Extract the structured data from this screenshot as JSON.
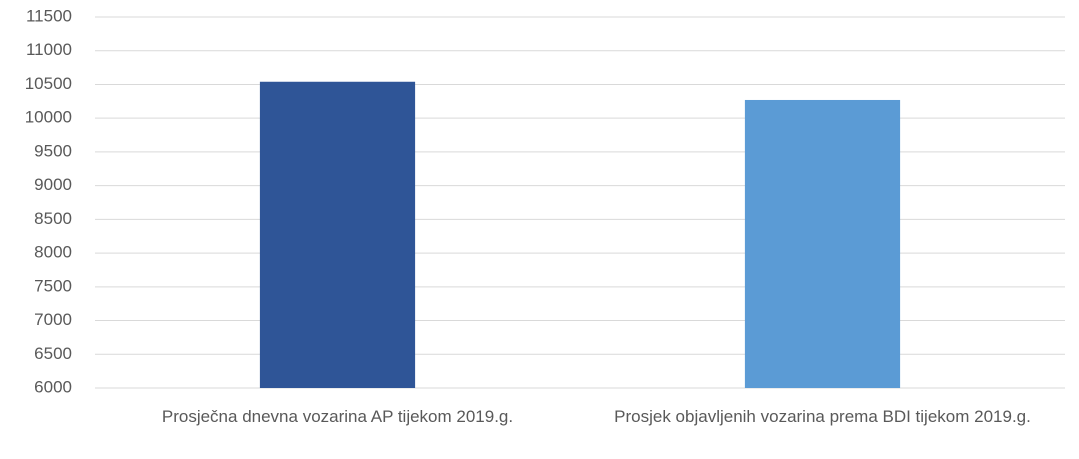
{
  "chart_data": {
    "type": "bar",
    "categories": [
      "Prosječna dnevna vozarina AP tijekom 2019.g.",
      "Prosjek objavljenih vozarina prema BDI tijekom 2019.g."
    ],
    "values": [
      10540,
      10270
    ],
    "colors": [
      "#2f5597",
      "#5b9bd5"
    ],
    "ylim": [
      6000,
      11500
    ],
    "yticks": [
      6000,
      6500,
      7000,
      7500,
      8000,
      8500,
      9000,
      9500,
      10000,
      10500,
      11000,
      11500
    ],
    "grid": true
  }
}
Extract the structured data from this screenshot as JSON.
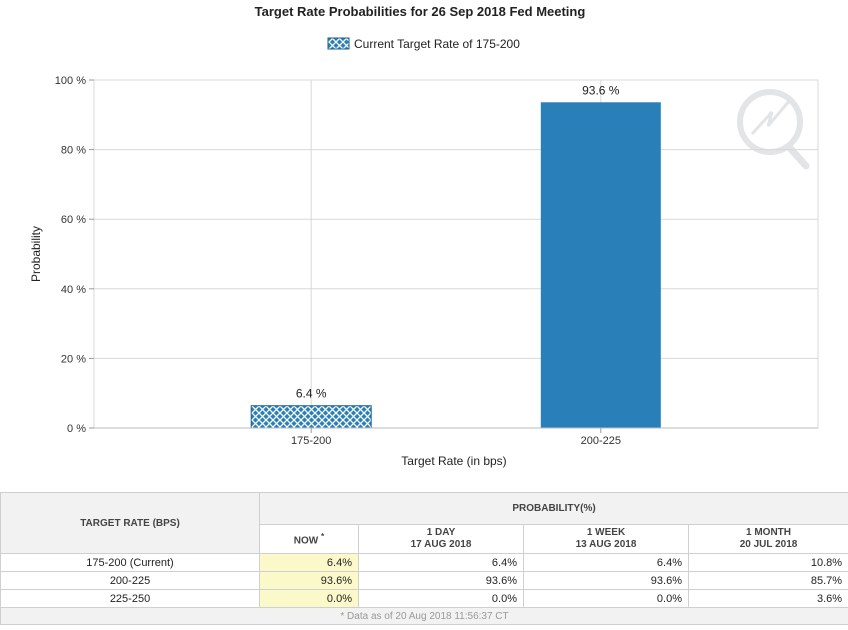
{
  "chart_data": {
    "type": "bar",
    "title": "Target Rate Probabilities for 26 Sep 2018 Fed Meeting",
    "legend": {
      "label": "Current Target Rate of 175-200",
      "placement": "top-center"
    },
    "categories": [
      "175-200",
      "200-225"
    ],
    "values": [
      6.4,
      93.6
    ],
    "value_labels": [
      "6.4 %",
      "93.6 %"
    ],
    "current_category": "175-200",
    "xlabel": "Target Rate (in bps)",
    "ylabel": "Probability",
    "ylim": [
      0,
      100
    ],
    "yticks": [
      0,
      20,
      40,
      60,
      80,
      100
    ],
    "ytick_labels": [
      "0 %",
      "20 %",
      "40 %",
      "60 %",
      "80 %",
      "100 %"
    ],
    "grid": true,
    "colors": {
      "bar": "#2980b9",
      "current_bar": "#2980b9",
      "hatch": "#ffffff"
    }
  },
  "table": {
    "rate_header": "TARGET RATE (BPS)",
    "prob_header": "PROBABILITY(%)",
    "columns": [
      {
        "line1": "NOW",
        "line2": "",
        "mark": "*"
      },
      {
        "line1": "1 DAY",
        "line2": "17 AUG 2018",
        "mark": ""
      },
      {
        "line1": "1 WEEK",
        "line2": "13 AUG 2018",
        "mark": ""
      },
      {
        "line1": "1 MONTH",
        "line2": "20 JUL 2018",
        "mark": ""
      }
    ],
    "rows": [
      {
        "rate": "175-200 (Current)",
        "values": [
          "6.4%",
          "6.4%",
          "6.4%",
          "10.8%"
        ]
      },
      {
        "rate": "200-225",
        "values": [
          "93.6%",
          "93.6%",
          "93.6%",
          "85.7%"
        ]
      },
      {
        "rate": "225-250",
        "values": [
          "0.0%",
          "0.0%",
          "0.0%",
          "3.6%"
        ]
      }
    ],
    "footnote": "* Data as of 20 Aug 2018 11:56:37 CT"
  }
}
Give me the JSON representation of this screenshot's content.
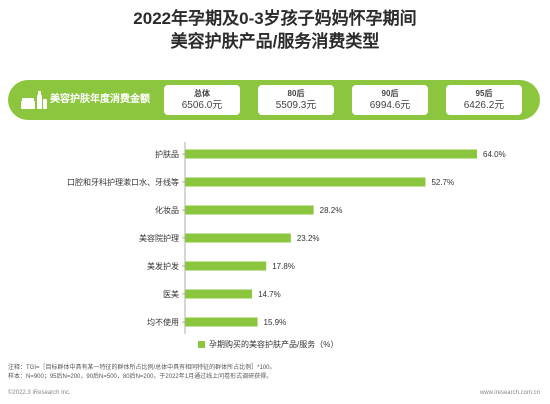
{
  "title_line1": "2022年孕期及0-3岁孩子妈妈怀孕期间",
  "title_line2": "美容护肤产品/服务消费类型",
  "banner": {
    "label": "美容护肤年度消费金额",
    "stats": [
      {
        "label": "总体",
        "value": "6506.0元"
      },
      {
        "label": "80后",
        "value": "5509.3元"
      },
      {
        "label": "90后",
        "value": "6994.6元"
      },
      {
        "label": "95后",
        "value": "6426.2元"
      }
    ]
  },
  "colors": {
    "accent": "#8cc63f",
    "bar": "#8cc63f"
  },
  "chart_data": {
    "type": "bar",
    "orientation": "horizontal",
    "categories": [
      "护肤品",
      "口腔和牙科护理漱口水、牙线等",
      "化妆品",
      "美容院护理",
      "美发护发",
      "医美",
      "均不使用"
    ],
    "values": [
      64.0,
      52.7,
      28.2,
      23.2,
      17.8,
      14.7,
      15.9
    ],
    "value_labels": [
      "64.0%",
      "52.7%",
      "28.2%",
      "23.2%",
      "17.8%",
      "14.7%",
      "15.9%"
    ],
    "series": [
      {
        "name": "孕期购买的美容护肤产品/服务（%）",
        "values": [
          64.0,
          52.7,
          28.2,
          23.2,
          17.8,
          14.7,
          15.9
        ]
      }
    ],
    "xlim": [
      0,
      64.0
    ],
    "grid": false,
    "legend_position": "bottom"
  },
  "legend_label": "孕期购买的美容护肤产品/服务（%）",
  "notes": [
    "注释：TGI=［目标群体中具有某一特征的群体所占比例/总体中具有相同特征的群体所占比例］*100。",
    "样本：N=900；95后N=200，90后N=500，80后N=200，于2022年1月通过线上问卷形式调研获得。"
  ],
  "footer_left": "©2022.3 iResearch Inc.",
  "footer_right": "www.iresearch.com.cn"
}
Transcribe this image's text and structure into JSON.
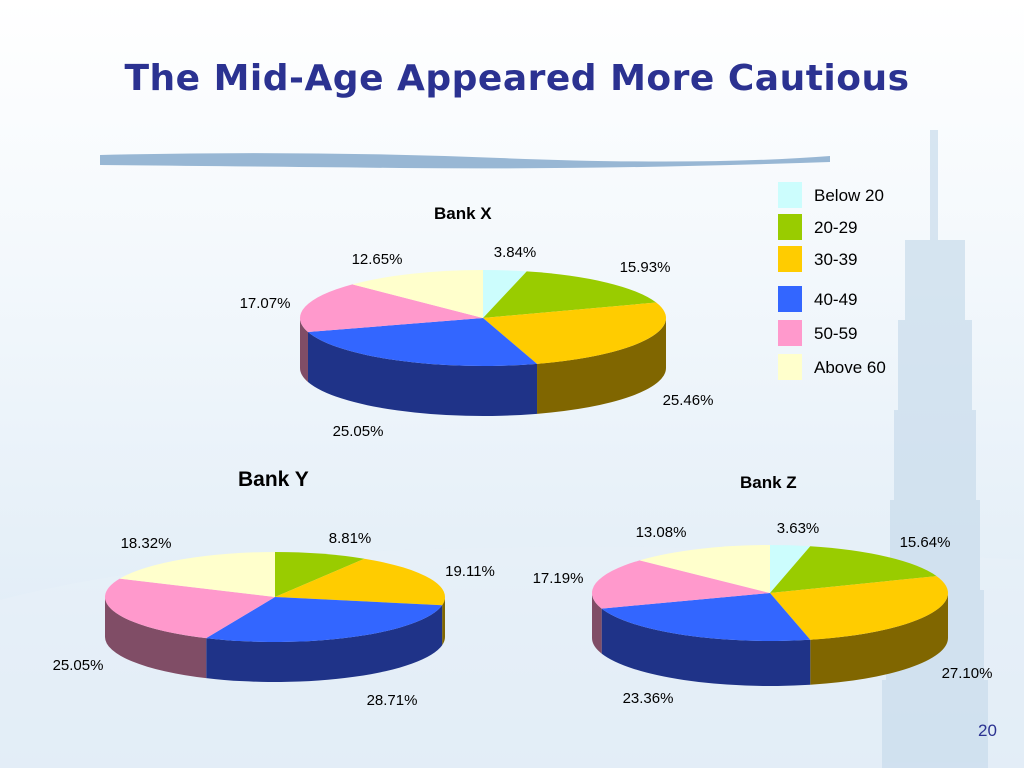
{
  "slide": {
    "title": "The Mid-Age Appeared More Cautious",
    "page_number": "20"
  },
  "legend": [
    {
      "label": "Below 20",
      "color": "#ccfdfd"
    },
    {
      "label": "20-29",
      "color": "#99cc00"
    },
    {
      "label": "30-39",
      "color": "#ffcc00"
    },
    {
      "label": "40-49",
      "color": "#3366ff"
    },
    {
      "label": "50-59",
      "color": "#ff99cc"
    },
    {
      "label": "Above 60",
      "color": "#ffffcc"
    }
  ],
  "chart_data": [
    {
      "type": "pie",
      "title": "Bank X",
      "categories": [
        "Below 20",
        "20-29",
        "30-39",
        "40-49",
        "50-59",
        "Above 60"
      ],
      "values": [
        3.84,
        15.93,
        25.46,
        25.05,
        17.07,
        12.65
      ],
      "labels": [
        "3.84%",
        "15.93%",
        "25.46%",
        "25.05%",
        "17.07%",
        "12.65%"
      ]
    },
    {
      "type": "pie",
      "title": "Bank Y",
      "categories": [
        "Below 20",
        "20-29",
        "30-39",
        "40-49",
        "50-59",
        "Above 60"
      ],
      "values": [
        0,
        8.81,
        19.11,
        28.71,
        25.05,
        18.32
      ],
      "labels": [
        "",
        "8.81%",
        "19.11%",
        "28.71%",
        "25.05%",
        "18.32%"
      ]
    },
    {
      "type": "pie",
      "title": "Bank Z",
      "categories": [
        "Below 20",
        "20-29",
        "30-39",
        "40-49",
        "50-59",
        "Above 60"
      ],
      "values": [
        3.63,
        15.64,
        27.1,
        23.36,
        17.19,
        13.08
      ],
      "labels": [
        "3.63%",
        "15.64%",
        "27.10%",
        "23.36%",
        "17.19%",
        "13.08%"
      ]
    }
  ]
}
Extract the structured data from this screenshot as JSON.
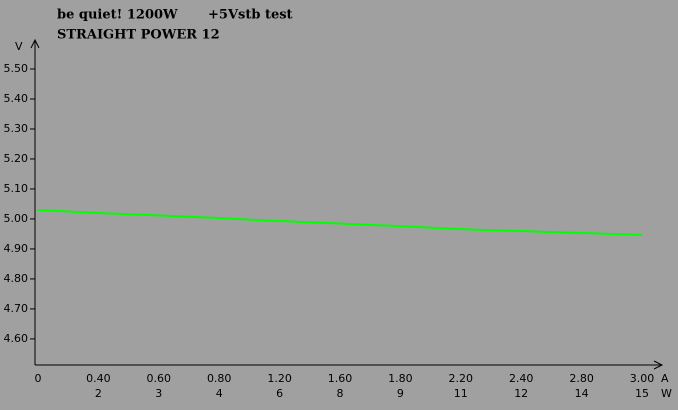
{
  "chart_data": {
    "type": "line",
    "title": "be quiet! 1200W",
    "subtitle": "+5Vstb test",
    "model": "STRAIGHT POWER 12",
    "ylabel": "V",
    "xlabel": "A",
    "x2label": "W",
    "categories": [
      "0",
      "0.40",
      "0.60",
      "0.80",
      "1.20",
      "1.60",
      "1.80",
      "2.20",
      "2.40",
      "2.80",
      "3.00"
    ],
    "categories2": [
      null,
      "2",
      "3",
      "4",
      "6",
      "8",
      "9",
      "11",
      "12",
      "14",
      "15"
    ],
    "series": [
      {
        "name": "+5Vstb",
        "color": "#00ff00",
        "values": [
          5.03,
          5.02,
          5.012,
          5.003,
          4.993,
          4.985,
          4.976,
          4.966,
          4.96,
          4.953,
          4.947
        ]
      }
    ],
    "ylim": [
      4.513,
      5.58
    ],
    "yticks": [
      {
        "value": 4.6,
        "label": "4.60"
      },
      {
        "value": 4.7,
        "label": "4.70"
      },
      {
        "value": 4.8,
        "label": "4.80"
      },
      {
        "value": 4.9,
        "label": "4.90"
      },
      {
        "value": 5.0,
        "label": "5.00"
      },
      {
        "value": 5.1,
        "label": "5.10"
      },
      {
        "value": 5.2,
        "label": "5.20"
      },
      {
        "value": 5.3,
        "label": "5.30"
      },
      {
        "value": 5.4,
        "label": "5.40"
      },
      {
        "value": 5.5,
        "label": "5.50"
      }
    ]
  }
}
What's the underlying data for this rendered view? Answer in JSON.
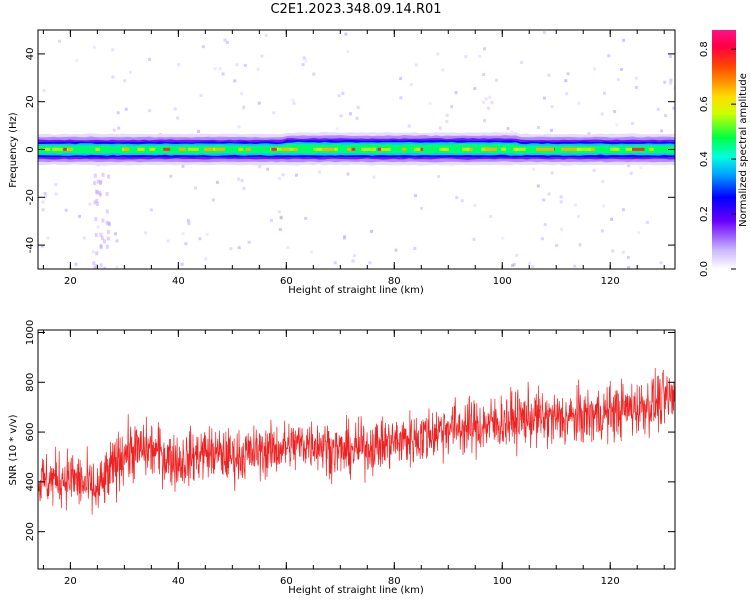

============================================================

## [WRITTEN EXERCISE]
Would you set down the listing exactly, omitting pictures?

## [REPLY TO THE TASK]
Extract the structured data from this screenshot as JSON.
{
  "chart_data": {
    "type": "bar",
    "categories": [
      "Prosječna dnevna vozarina AP tijekom 2019.g.",
      "Prosjek objavljenih vozarina prema BDI tijekom 2019.g."
    ],
    "values": [
      10540,
      10270
    ],
    "colors": [
      "#2f5597",
      "#5b9bd5"
    ],
    "ylim": [
      6000,
      11500
    ],
    "yticks": [
      6000,
      6500,
      7000,
      7500,
      8000,
      8500,
      9000,
      9500,
      10000,
      10500,
      11000,
      11500
    ],
    "grid": true
  }
}
Extract the structured data from this screenshot as JSON.
{
  "chart_data": {
    "type": "bar",
    "title": "Target Rate Probabilities for 26 Sep 2018 Fed Meeting",
    "legend": {
      "label": "Current Target Rate of 175-200",
      "placement": "top-center"
    },
    "categories": [
      "175-200",
      "200-225"
    ],
    "values": [
      6.4,
      93.6
    ],
    "value_labels": [
      "6.4 %",
      "93.6 %"
    ],
    "current_category": "175-200",
    "xlabel": "Target Rate (in bps)",
    "ylabel": "Probability",
    "ylim": [
      0,
      100
    ],
    "yticks": [
      0,
      20,
      40,
      60,
      80,
      100
    ],
    "ytick_labels": [
      "0 %",
      "20 %",
      "40 %",
      "60 %",
      "80 %",
      "100 %"
    ],
    "grid": true,
    "colors": {
      "bar": "#2980b9",
      "current_bar": "#2980b9",
      "hatch": "#ffffff"
    }
  },
  "table": {
    "rate_header": "TARGET RATE (BPS)",
    "prob_header": "PROBABILITY(%)",
    "columns": [
      {
        "line1": "NOW",
        "line2": "",
        "mark": "*"
      },
      {
        "line1": "1 DAY",
        "line2": "17 AUG 2018",
        "mark": ""
      },
      {
        "line1": "1 WEEK",
        "line2": "13 AUG 2018",
        "mark": ""
      },
      {
        "line1": "1 MONTH",
        "line2": "20 JUL 2018",
        "mark": ""
      }
    ],
    "rows": [
      {
        "rate": "175-200 (Current)",
        "values": [
          "6.4%",
          "6.4%",
          "6.4%",
          "10.8%"
        ]
      },
      {
        "rate": "200-225",
        "values": [
          "93.6%",
          "93.6%",
          "93.6%",
          "85.7%"
        ]
      },
      {
        "rate": "225-250",
        "values": [
          "0.0%",
          "0.0%",
          "0.0%",
          "3.6%"
        ]
      }
    ],
    "footnote": "* Data as of 20 Aug 2018 11:56:37 CT"
  }
}
Give me the JSON representation of this screenshot's content.
{
  "title_line1": "2022年孕期及0-3岁孩子妈妈怀孕期间",
  "title_line2": "美容护肤产品/服务消费类型",
  "banner": {
    "label": "美容护肤年度消费金额",
    "stats": [
      {
        "label": "总体",
        "value": "6506.0元"
      },
      {
        "label": "80后",
        "value": "5509.3元"
      },
      {
        "label": "90后",
        "value": "6994.6元"
      },
      {
        "label": "95后",
        "value": "6426.2元"
      }
    ]
  },
  "colors": {
    "accent": "#8cc63f",
    "bar": "#8cc63f"
  },
  "chart_data": {
    "type": "bar",
    "orientation": "horizontal",
    "categories": [
      "护肤品",
      "口腔和牙科护理漱口水、牙线等",
      "化妆品",
      "美容院护理",
      "美发护发",
      "医美",
      "均不使用"
    ],
    "values": [
      64.0,
      52.7,
      28.2,
      23.2,
      17.8,
      14.7,
      15.9
    ],
    "value_labels": [
      "64.0%",
      "52.7%",
      "28.2%",
      "23.2%",
      "17.8%",
      "14.7%",
      "15.9%"
    ],
    "series": [
      {
        "name": "孕期购买的美容护肤产品/服务（%）",
        "values": [
          64.0,
          52.7,
          28.2,
          23.2,
          17.8,
          14.7,
          15.9
        ]
      }
    ],
    "xlim": [
      0,
      64.0
    ],
    "grid": false,
    "legend_position": "bottom"
  },
  "legend_label": "孕期购买的美容护肤产品/服务（%）",
  "notes": [
    "注释：TGI=［目标群体中具有某一特征的群体所占比例/总体中具有相同特征的群体所占比例］*100。",
    "样本：N=900；95后N=200，90后N=500，80后N=200，于2022年1月通过线上问卷形式调研获得。"
  ],
  "footer_left": "©2022.3 iResearch Inc.",
  "footer_right": "www.iresearch.com.cn"
}
Transcribe this image's text and structure into JSON.
{
  "slide": {
    "title": "The Mid-Age Appeared More Cautious",
    "page_number": "20"
  },
  "legend": [
    {
      "label": "Below 20",
      "color": "#ccfdfd"
    },
    {
      "label": "20-29",
      "color": "#99cc00"
    },
    {
      "label": "30-39",
      "color": "#ffcc00"
    },
    {
      "label": "40-49",
      "color": "#3366ff"
    },
    {
      "label": "50-59",
      "color": "#ff99cc"
    },
    {
      "label": "Above 60",
      "color": "#ffffcc"
    }
  ],
  "chart_data": [
    {
      "type": "pie",
      "title": "Bank X",
      "categories": [
        "Below 20",
        "20-29",
        "30-39",
        "40-49",
        "50-59",
        "Above 60"
      ],
      "values": [
        3.84,
        15.93,
        25.46,
        25.05,
        17.07,
        12.65
      ],
      "labels": [
        "3.84%",
        "15.93%",
        "25.46%",
        "25.05%",
        "17.07%",
        "12.65%"
      ]
    },
    {
      "type": "pie",
      "title": "Bank Y",
      "categories": [
        "Below 20",
        "20-29",
        "30-39",
        "40-49",
        "50-59",
        "Above 60"
      ],
      "values": [
        0,
        8.81,
        19.11,
        28.71,
        25.05,
        18.32
      ],
      "labels": [
        "",
        "8.81%",
        "19.11%",
        "28.71%",
        "25.05%",
        "18.32%"
      ]
    },
    {
      "type": "pie",
      "title": "Bank Z",
      "categories": [
        "Below 20",
        "20-29",
        "30-39",
        "40-49",
        "50-59",
        "Above 60"
      ],
      "values": [
        3.63,
        15.64,
        27.1,
        23.36,
        17.19,
        13.08
      ],
      "labels": [
        "3.63%",
        "15.64%",
        "27.10%",
        "23.36%",
        "17.19%",
        "13.08%"
      ]
    }
  ]
}
Extract the structured data from this screenshot as JSON.
{
  "chart_data": {
    "type": "line",
    "title": "be quiet! 1200W",
    "subtitle": "+5Vstb test",
    "model": "STRAIGHT POWER 12",
    "ylabel": "V",
    "xlabel": "A",
    "x2label": "W",
    "categories": [
      "0",
      "0.40",
      "0.60",
      "0.80",
      "1.20",
      "1.60",
      "1.80",
      "2.20",
      "2.40",
      "2.80",
      "3.00"
    ],
    "categories2": [
      null,
      "2",
      "3",
      "4",
      "6",
      "8",
      "9",
      "11",
      "12",
      "14",
      "15"
    ],
    "series": [
      {
        "name": "+5Vstb",
        "color": "#00ff00",
        "values": [
          5.03,
          5.02,
          5.012,
          5.003,
          4.993,
          4.985,
          4.976,
          4.966,
          4.96,
          4.953,
          4.947
        ]
      }
    ],
    "ylim": [
      4.513,
      5.58
    ],
    "yticks": [
      {
        "value": 4.6,
        "label": "4.60"
      },
      {
        "value": 4.7,
        "label": "4.70"
      },
      {
        "value": 4.8,
        "label": "4.80"
      },
      {
        "value": 4.9,
        "label": "4.90"
      },
      {
        "value": 5.0,
        "label": "5.00"
      },
      {
        "value": 5.1,
        "label": "5.10"
      },
      {
        "value": 5.2,
        "label": "5.20"
      },
      {
        "value": 5.3,
        "label": "5.30"
      },
      {
        "value": 5.4,
        "label": "5.40"
      },
      {
        "value": 5.5,
        "label": "5.50"
      }
    ]
  }
}
What's the underlying data for this rendered view? Answer in JSON.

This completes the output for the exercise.